(Extracted data entries)

┌──

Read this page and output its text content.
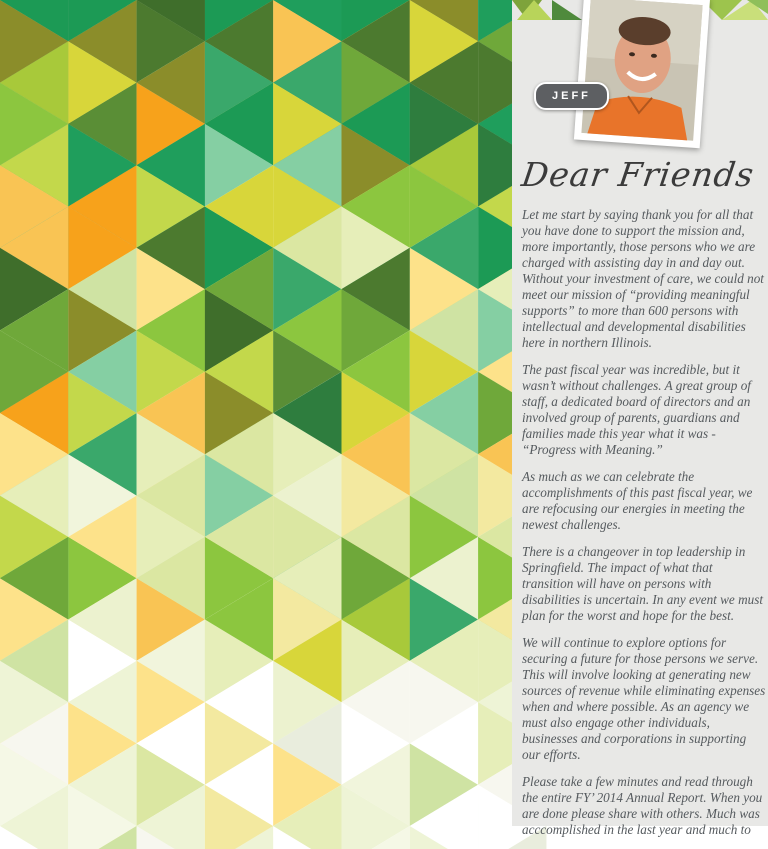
JEFF
Dear Friends

Let me start by saying thank you for all that you have done to support the mission and, more importantly, those persons who we are charged with assisting day in and day out. Without your investment of care, we could not meet our mission of “providing meaningful supports” to more than 600 persons with intellectual and developmental disabilities here in northern Illinois.

The past fiscal year was incredible, but it wasn’t without challenges. A great group of staff, a dedicated board of directors and an involved group of parents, guardians and families made this year what it was - “Progress with Meaning.”

As much as we can celebrate the accomplishments of this past fiscal year, we are refocusing our energies in meeting the newest challenges.

There is a changeover in top leadership in Springfield. The impact of what that transition will have on persons with disabilities is uncertain. In any event we must plan for the worst and hope for the best.

We will continue to explore options for securing a future for those persons we serve. This will involve looking at generating new sources of revenue while eliminating expenses when and where possible. As an agency we must also engage other individuals, businesses and corporations in supporting our efforts.

Please take a few minutes and read through the entire FY’ 2014 Annual Report. When you are done please share with others. Much was acccomplished in the last year and much to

└──

◆ WORK TO BE COMPLETED ◆
Output every entry word for word, but omit the pictures.

◆ ANSWER FOR THIS EXERCISE ◆
Read this page and output its text content.
JEFF
Dear Friends

Let me start by saying thank you for all that you have done to support the mission and, more importantly, those persons who we are charged with assisting day in and day out. Without your investment of care, we could not meet our mission of “providing meaningful supports” to more than 600 persons with intellectual and developmental disabilities here in northern Illinois.

The past fiscal year was incredible, but it wasn’t without challenges. A great group of staff, a dedicated board of directors and an involved group of parents, guardians and families made this year what it was - “Progress with Meaning.”

As much as we can celebrate the accomplishments of this past fiscal year, we are refocusing our energies in meeting the newest challenges.

There is a changeover in top leadership in Springfield. The impact of what that transition will have on persons with disabilities is uncertain. In any event we must plan for the worst and hope for the best.

We will continue to explore options for securing a future for those persons we serve. This will involve looking at generating new sources of revenue while eliminating expenses when and where possible. As an agency we must also engage other individuals, businesses and corporations in supporting our efforts.

Please take a few minutes and read through the entire FY’ 2014 Annual Report. When you are done please share with others. Much was acccomplished in the last year and much to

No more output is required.